- SHORT EXERCISE
Repeat every line below exactly, word for word.

- RECORDS FOR PROCESSING
— BEGIN —
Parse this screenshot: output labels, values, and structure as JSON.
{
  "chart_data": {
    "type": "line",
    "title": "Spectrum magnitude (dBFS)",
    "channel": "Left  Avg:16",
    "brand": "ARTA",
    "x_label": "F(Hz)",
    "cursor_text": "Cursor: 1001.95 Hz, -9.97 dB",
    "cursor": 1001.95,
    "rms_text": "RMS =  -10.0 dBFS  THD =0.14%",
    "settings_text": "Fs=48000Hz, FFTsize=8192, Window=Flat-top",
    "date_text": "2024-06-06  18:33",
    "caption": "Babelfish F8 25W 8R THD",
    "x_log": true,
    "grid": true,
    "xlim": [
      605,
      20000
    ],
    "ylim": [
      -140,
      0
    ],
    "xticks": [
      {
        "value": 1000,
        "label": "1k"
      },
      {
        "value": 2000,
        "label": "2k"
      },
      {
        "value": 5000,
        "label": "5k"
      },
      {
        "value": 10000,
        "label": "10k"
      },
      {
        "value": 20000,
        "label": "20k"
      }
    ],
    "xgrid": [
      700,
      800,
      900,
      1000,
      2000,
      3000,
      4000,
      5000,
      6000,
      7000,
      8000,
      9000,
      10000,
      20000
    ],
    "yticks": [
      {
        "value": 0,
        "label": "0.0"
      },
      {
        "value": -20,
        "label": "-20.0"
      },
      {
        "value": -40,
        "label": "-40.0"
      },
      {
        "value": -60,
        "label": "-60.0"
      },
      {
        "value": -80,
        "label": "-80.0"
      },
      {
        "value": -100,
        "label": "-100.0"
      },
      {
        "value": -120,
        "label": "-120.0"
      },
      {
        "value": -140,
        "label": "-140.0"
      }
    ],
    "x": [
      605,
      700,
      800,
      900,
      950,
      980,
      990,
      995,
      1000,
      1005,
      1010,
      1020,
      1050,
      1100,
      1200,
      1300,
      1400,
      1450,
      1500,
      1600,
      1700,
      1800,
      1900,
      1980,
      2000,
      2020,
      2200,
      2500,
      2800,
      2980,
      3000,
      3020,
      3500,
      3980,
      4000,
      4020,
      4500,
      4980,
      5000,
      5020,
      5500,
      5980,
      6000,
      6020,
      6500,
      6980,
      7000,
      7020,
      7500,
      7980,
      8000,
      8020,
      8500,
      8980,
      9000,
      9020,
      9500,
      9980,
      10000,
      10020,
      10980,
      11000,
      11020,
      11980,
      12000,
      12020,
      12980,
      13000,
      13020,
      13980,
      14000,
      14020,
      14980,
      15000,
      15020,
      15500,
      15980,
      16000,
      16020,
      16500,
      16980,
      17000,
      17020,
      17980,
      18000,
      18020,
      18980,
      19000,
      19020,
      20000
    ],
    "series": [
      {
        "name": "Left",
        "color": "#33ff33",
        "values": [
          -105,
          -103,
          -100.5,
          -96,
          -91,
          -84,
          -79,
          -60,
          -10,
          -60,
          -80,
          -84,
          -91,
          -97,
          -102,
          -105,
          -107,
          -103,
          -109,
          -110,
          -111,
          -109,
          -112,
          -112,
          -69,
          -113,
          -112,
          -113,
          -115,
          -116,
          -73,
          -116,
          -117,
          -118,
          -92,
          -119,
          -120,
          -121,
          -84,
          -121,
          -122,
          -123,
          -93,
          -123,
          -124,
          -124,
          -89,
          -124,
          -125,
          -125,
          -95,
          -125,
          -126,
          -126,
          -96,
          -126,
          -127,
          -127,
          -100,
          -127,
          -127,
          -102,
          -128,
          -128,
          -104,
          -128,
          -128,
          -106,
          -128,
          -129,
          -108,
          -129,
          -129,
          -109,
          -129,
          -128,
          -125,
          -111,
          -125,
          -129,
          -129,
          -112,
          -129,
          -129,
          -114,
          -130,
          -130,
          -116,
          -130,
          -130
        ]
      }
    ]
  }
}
— END —
- TASK RESULT
Parse this screenshot: output labels, values, and structure as JSON.
{
  "chart_data": {
    "type": "line",
    "title": "Spectrum magnitude (dBFS)",
    "channel": "Left  Avg:16",
    "brand": "ARTA",
    "x_label": "F(Hz)",
    "cursor_text": "Cursor: 1001.95 Hz, -9.97 dB",
    "cursor": 1001.95,
    "rms_text": "RMS =  -10.0 dBFS  THD =0.14%",
    "settings_text": "Fs=48000Hz, FFTsize=8192, Window=Flat-top",
    "date_text": "2024-06-06  18:33",
    "caption": "Babelfish F8 25W 8R THD",
    "x_log": true,
    "grid": true,
    "xlim": [
      605,
      20000
    ],
    "ylim": [
      -140,
      0
    ],
    "xticks": [
      {
        "value": 1000,
        "label": "1k"
      },
      {
        "value": 2000,
        "label": "2k"
      },
      {
        "value": 5000,
        "label": "5k"
      },
      {
        "value": 10000,
        "label": "10k"
      },
      {
        "value": 20000,
        "label": "20k"
      }
    ],
    "xgrid": [
      700,
      800,
      900,
      1000,
      2000,
      3000,
      4000,
      5000,
      6000,
      7000,
      8000,
      9000,
      10000,
      20000
    ],
    "yticks": [
      {
        "value": 0,
        "label": "0.0"
      },
      {
        "value": -20,
        "label": "-20.0"
      },
      {
        "value": -40,
        "label": "-40.0"
      },
      {
        "value": -60,
        "label": "-60.0"
      },
      {
        "value": -80,
        "label": "-80.0"
      },
      {
        "value": -100,
        "label": "-100.0"
      },
      {
        "value": -120,
        "label": "-120.0"
      },
      {
        "value": -140,
        "label": "-140.0"
      }
    ],
    "x": [
      605,
      700,
      800,
      900,
      950,
      980,
      990,
      995,
      1000,
      1005,
      1010,
      1020,
      1050,
      1100,
      1200,
      1300,
      1400,
      1450,
      1500,
      1600,
      1700,
      1800,
      1900,
      1980,
      2000,
      2020,
      2200,
      2500,
      2800,
      2980,
      3000,
      3020,
      3500,
      3980,
      4000,
      4020,
      4500,
      4980,
      5000,
      5020,
      5500,
      5980,
      6000,
      6020,
      6500,
      6980,
      7000,
      7020,
      7500,
      7980,
      8000,
      8020,
      8500,
      8980,
      9000,
      9020,
      9500,
      9980,
      10000,
      10020,
      10980,
      11000,
      11020,
      11980,
      12000,
      12020,
      12980,
      13000,
      13020,
      13980,
      14000,
      14020,
      14980,
      15000,
      15020,
      15500,
      15980,
      16000,
      16020,
      16500,
      16980,
      17000,
      17020,
      17980,
      18000,
      18020,
      18980,
      19000,
      19020,
      20000
    ],
    "series": [
      {
        "name": "Left",
        "color": "#33ff33",
        "values": [
          -105,
          -103,
          -100.5,
          -96,
          -91,
          -84,
          -79,
          -60,
          -10,
          -60,
          -80,
          -84,
          -91,
          -97,
          -102,
          -105,
          -107,
          -103,
          -109,
          -110,
          -111,
          -109,
          -112,
          -112,
          -69,
          -113,
          -112,
          -113,
          -115,
          -116,
          -73,
          -116,
          -117,
          -118,
          -92,
          -119,
          -120,
          -121,
          -84,
          -121,
          -122,
          -123,
          -93,
          -123,
          -124,
          -124,
          -89,
          -124,
          -125,
          -125,
          -95,
          -125,
          -126,
          -126,
          -96,
          -126,
          -127,
          -127,
          -100,
          -127,
          -127,
          -102,
          -128,
          -128,
          -104,
          -128,
          -128,
          -106,
          -128,
          -129,
          -108,
          -129,
          -129,
          -109,
          -129,
          -128,
          -125,
          -111,
          -125,
          -129,
          -129,
          -112,
          -129,
          -129,
          -114,
          -130,
          -130,
          -116,
          -130,
          -130
        ]
      }
    ]
  }
}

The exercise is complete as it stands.